──────── EXCERPTED DATA ────────
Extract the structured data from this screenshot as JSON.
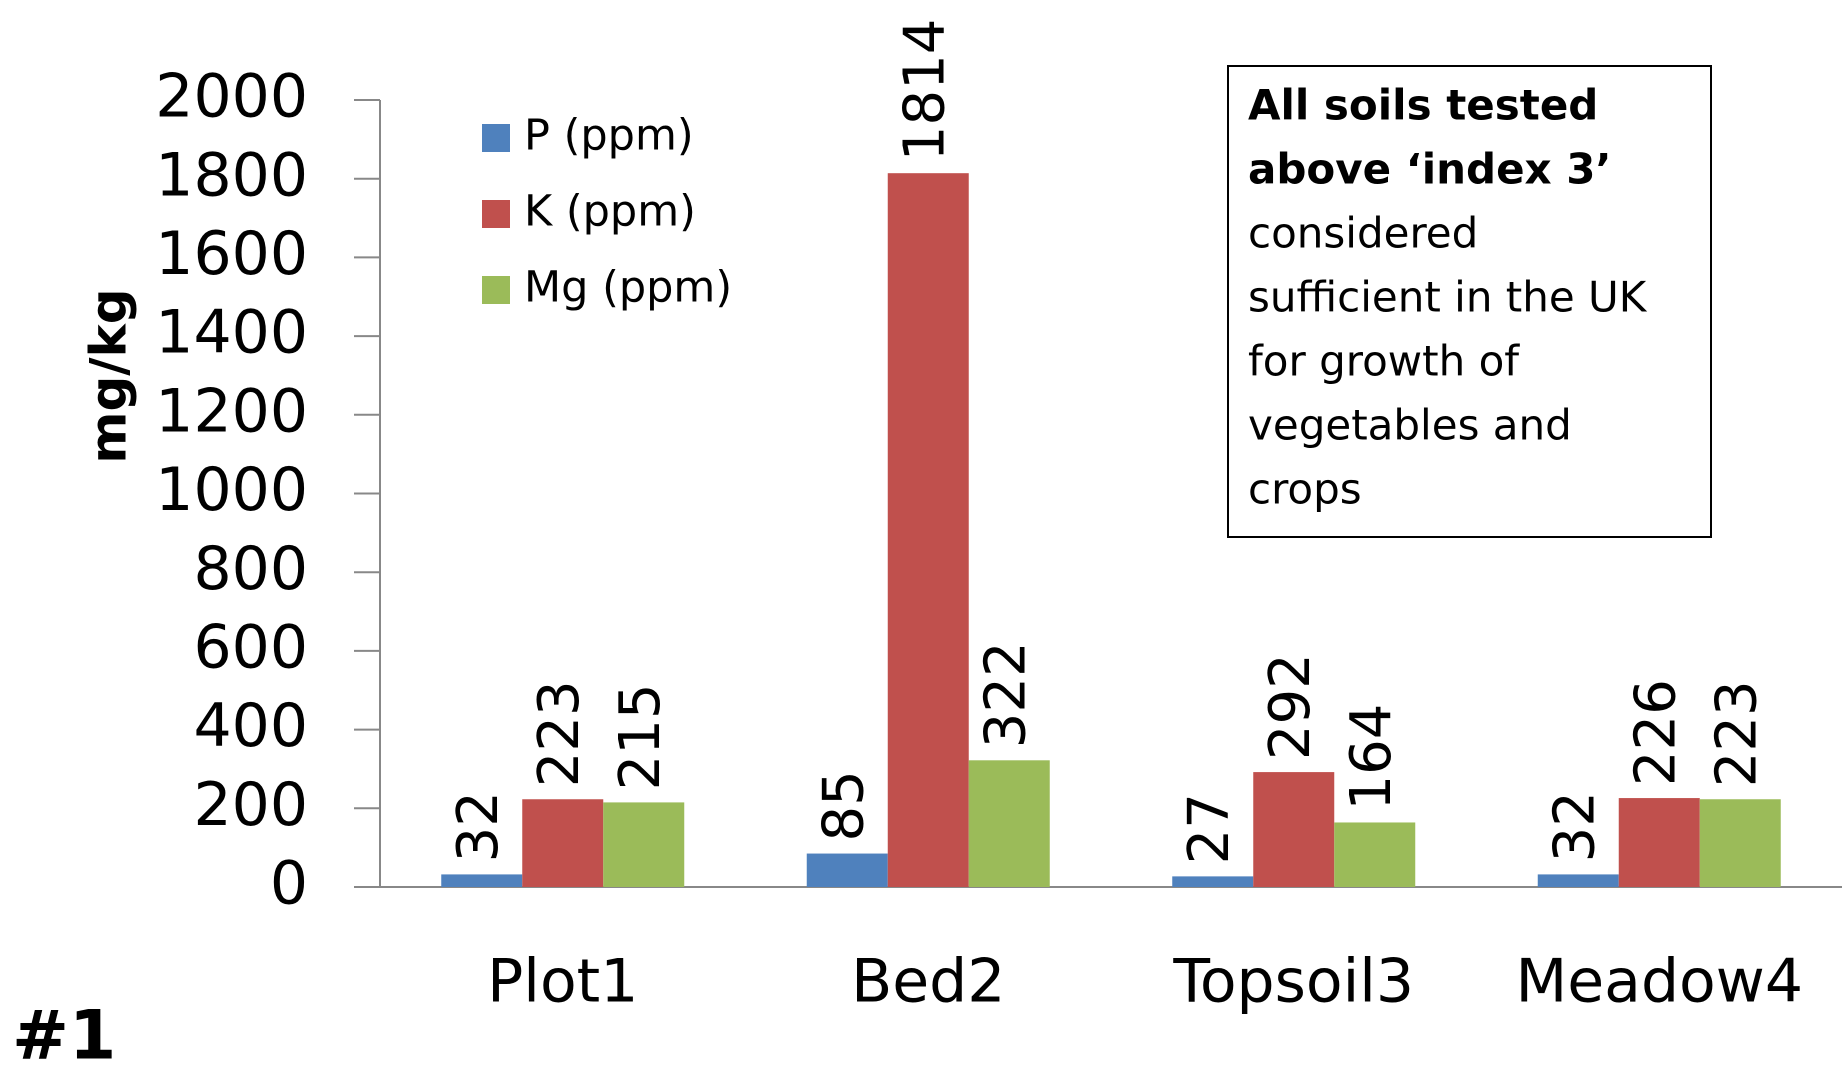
{
  "chart_data": {
    "type": "bar",
    "ylabel": "mg/kg",
    "categories": [
      "Plot1",
      "Bed2",
      "Topsoil3",
      "Meadow4"
    ],
    "series": [
      {
        "name": "P (ppm)",
        "color": "#4f81bd",
        "values": [
          32,
          85,
          27,
          32
        ]
      },
      {
        "name": "K (ppm)",
        "color": "#c0504d",
        "values": [
          223,
          1814,
          292,
          226
        ]
      },
      {
        "name": "Mg (ppm)",
        "color": "#9bbb59",
        "values": [
          215,
          322,
          164,
          223
        ]
      }
    ],
    "ylim": [
      0,
      2000
    ],
    "yticks": [
      0,
      200,
      400,
      600,
      800,
      1000,
      1200,
      1400,
      1600,
      1800,
      2000
    ],
    "grid": false,
    "legend": "upper left",
    "annotation": {
      "bold": [
        "All soils tested",
        "above ‘index 3’"
      ],
      "text": [
        "considered",
        "sufficient in the UK",
        "for growth of",
        "vegetables and",
        "crops"
      ]
    },
    "panel_label": "#1"
  }
}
────────
#### WRITTEN INSTRUCTION
Look for "color" and pull out every line that has it.

#### ANSWER FOR THIS EXERCISE
        "color": "#4f81bd",
        "color": "#c0504d",
        "color": "#9bbb59",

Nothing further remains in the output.